Given entries:
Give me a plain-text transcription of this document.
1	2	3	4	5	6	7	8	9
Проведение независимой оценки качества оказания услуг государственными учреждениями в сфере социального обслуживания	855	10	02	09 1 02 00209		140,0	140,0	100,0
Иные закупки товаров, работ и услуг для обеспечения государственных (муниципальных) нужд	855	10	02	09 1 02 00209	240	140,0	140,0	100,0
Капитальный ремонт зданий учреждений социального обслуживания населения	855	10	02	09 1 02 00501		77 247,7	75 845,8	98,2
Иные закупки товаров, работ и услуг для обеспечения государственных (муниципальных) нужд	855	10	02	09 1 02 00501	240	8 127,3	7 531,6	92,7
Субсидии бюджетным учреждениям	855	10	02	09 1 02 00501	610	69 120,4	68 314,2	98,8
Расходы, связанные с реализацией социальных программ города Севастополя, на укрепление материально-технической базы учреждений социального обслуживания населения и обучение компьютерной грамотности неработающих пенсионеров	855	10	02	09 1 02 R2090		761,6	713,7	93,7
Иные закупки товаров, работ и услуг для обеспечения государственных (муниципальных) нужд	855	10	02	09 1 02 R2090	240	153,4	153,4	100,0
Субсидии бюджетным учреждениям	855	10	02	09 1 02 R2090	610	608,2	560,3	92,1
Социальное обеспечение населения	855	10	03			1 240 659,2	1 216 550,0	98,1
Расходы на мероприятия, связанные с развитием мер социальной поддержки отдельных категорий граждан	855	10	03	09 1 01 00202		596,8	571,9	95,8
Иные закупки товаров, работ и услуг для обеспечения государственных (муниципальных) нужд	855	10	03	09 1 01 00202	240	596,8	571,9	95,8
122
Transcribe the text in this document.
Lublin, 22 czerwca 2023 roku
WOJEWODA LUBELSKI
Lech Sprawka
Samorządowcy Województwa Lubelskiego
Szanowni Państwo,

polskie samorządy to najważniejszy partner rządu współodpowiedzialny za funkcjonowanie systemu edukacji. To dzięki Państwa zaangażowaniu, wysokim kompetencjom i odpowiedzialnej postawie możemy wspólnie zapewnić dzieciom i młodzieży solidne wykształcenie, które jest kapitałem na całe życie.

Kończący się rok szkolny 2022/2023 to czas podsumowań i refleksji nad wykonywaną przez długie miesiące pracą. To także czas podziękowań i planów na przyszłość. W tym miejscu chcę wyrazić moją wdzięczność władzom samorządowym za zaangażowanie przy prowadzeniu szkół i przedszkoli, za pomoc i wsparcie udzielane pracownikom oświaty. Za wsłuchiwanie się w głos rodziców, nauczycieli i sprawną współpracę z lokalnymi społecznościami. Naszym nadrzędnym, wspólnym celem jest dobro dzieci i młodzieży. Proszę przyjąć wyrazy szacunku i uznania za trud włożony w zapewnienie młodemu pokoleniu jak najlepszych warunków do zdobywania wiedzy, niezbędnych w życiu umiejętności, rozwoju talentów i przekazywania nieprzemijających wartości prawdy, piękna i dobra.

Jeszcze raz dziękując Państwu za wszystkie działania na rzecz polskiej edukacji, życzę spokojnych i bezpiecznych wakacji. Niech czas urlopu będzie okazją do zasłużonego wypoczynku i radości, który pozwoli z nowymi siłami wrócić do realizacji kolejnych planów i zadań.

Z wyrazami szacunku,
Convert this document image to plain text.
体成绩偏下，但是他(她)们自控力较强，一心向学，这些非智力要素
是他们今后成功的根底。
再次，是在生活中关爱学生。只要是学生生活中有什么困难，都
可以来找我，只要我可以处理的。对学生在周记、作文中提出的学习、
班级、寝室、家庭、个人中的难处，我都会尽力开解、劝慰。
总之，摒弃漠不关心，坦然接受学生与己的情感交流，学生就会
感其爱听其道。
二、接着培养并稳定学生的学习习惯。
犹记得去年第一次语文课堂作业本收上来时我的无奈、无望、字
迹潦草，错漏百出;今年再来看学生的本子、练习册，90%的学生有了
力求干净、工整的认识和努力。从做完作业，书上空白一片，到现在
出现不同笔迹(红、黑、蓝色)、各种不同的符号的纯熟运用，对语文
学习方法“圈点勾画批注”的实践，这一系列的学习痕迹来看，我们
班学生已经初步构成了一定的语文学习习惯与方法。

Task to complete:
Retype the entries exactly, including every line.

Task solution:
Give me a plain-text transcription of this document.
1	2	3	4	5	6	7	8	9
Проведение независимой оценки качества оказания услуг государственными учреждениями в сфере социального обслуживания	855	10	02	09 1 02 00209		140,0	140,0	100,0
Иные закупки товаров, работ и услуг для обеспечения государственных (муниципальных) нужд	855	10	02	09 1 02 00209	240	140,0	140,0	100,0
Капитальный ремонт зданий учреждений социального обслуживания населения	855	10	02	09 1 02 00501		77 247,7	75 845,8	98,2
Иные закупки товаров, работ и услуг для обеспечения государственных (муниципальных) нужд	855	10	02	09 1 02 00501	240	8 127,3	7 531,6	92,7
Субсидии бюджетным учреждениям	855	10	02	09 1 02 00501	610	69 120,4	68 314,2	98,8
Расходы, связанные с реализацией социальных программ города Севастополя, на укрепление материально-технической базы учреждений социального обслуживания населения и обучение компьютерной грамотности неработающих пенсионеров	855	10	02	09 1 02 R2090		761,6	713,7	93,7
Иные закупки товаров, работ и услуг для обеспечения государственных (муниципальных) нужд	855	10	02	09 1 02 R2090	240	153,4	153,4	100,0
Субсидии бюджетным учреждениям	855	10	02	09 1 02 R2090	610	608,2	560,3	92,1
Социальное обеспечение населения	855	10	03			1 240 659,2	1 216 550,0	98,1
Расходы на мероприятия, связанные с развитием мер социальной поддержки отдельных категорий граждан	855	10	03	09 1 01 00202		596,8	571,9	95,8
Иные закупки товаров, работ и услуг для обеспечения государственных (муниципальных) нужд	855	10	03	09 1 01 00202	240	596,8	571,9	95,8
122
Transcribe the text in this document.
Lublin, 22 czerwca 2023 roku
WOJEWODA LUBELSKI
Lech Sprawka
Samorządowcy Województwa Lubelskiego
Szanowni Państwo,

polskie samorządy to najważniejszy partner rządu współodpowiedzialny za funkcjonowanie systemu edukacji. To dzięki Państwa zaangażowaniu, wysokim kompetencjom i odpowiedzialnej postawie możemy wspólnie zapewnić dzieciom i młodzieży solidne wykształcenie, które jest kapitałem na całe życie.

Kończący się rok szkolny 2022/2023 to czas podsumowań i refleksji nad wykonywaną przez długie miesiące pracą. To także czas podziękowań i planów na przyszłość. W tym miejscu chcę wyrazić moją wdzięczność władzom samorządowym za zaangażowanie przy prowadzeniu szkół i przedszkoli, za pomoc i wsparcie udzielane pracownikom oświaty. Za wsłuchiwanie się w głos rodziców, nauczycieli i sprawną współpracę z lokalnymi społecznościami. Naszym nadrzędnym, wspólnym celem jest dobro dzieci i młodzieży. Proszę przyjąć wyrazy szacunku i uznania za trud włożony w zapewnienie młodemu pokoleniu jak najlepszych warunków do zdobywania wiedzy, niezbędnych w życiu umiejętności, rozwoju talentów i przekazywania nieprzemijających wartości prawdy, piękna i dobra.

Jeszcze raz dziękując Państwu za wszystkie działania na rzecz polskiej edukacji, życzę spokojnych i bezpiecznych wakacji. Niech czas urlopu będzie okazją do zasłużonego wypoczynku i radości, który pozwoli z nowymi siłami wrócić do realizacji kolejnych planów i zadań.

Z wyrazami szacunku,
Convert this document image to plain text.
体成绩偏下，但是他(她)们自控力较强，一心向学，这些非智力要素
是他们今后成功的根底。
再次，是在生活中关爱学生。只要是学生生活中有什么困难，都
可以来找我，只要我可以处理的。对学生在周记、作文中提出的学习、
班级、寝室、家庭、个人中的难处，我都会尽力开解、劝慰。
总之，摒弃漠不关心，坦然接受学生与己的情感交流，学生就会
感其爱听其道。
二、接着培养并稳定学生的学习习惯。
犹记得去年第一次语文课堂作业本收上来时我的无奈、无望、字
迹潦草，错漏百出;今年再来看学生的本子、练习册，90%的学生有了
力求干净、工整的认识和努力。从做完作业，书上空白一片，到现在
出现不同笔迹(红、黑、蓝色)、各种不同的符号的纯熟运用，对语文
学习方法“圈点勾画批注”的实践，这一系列的学习痕迹来看，我们
班学生已经初步构成了一定的语文学习习惯与方法。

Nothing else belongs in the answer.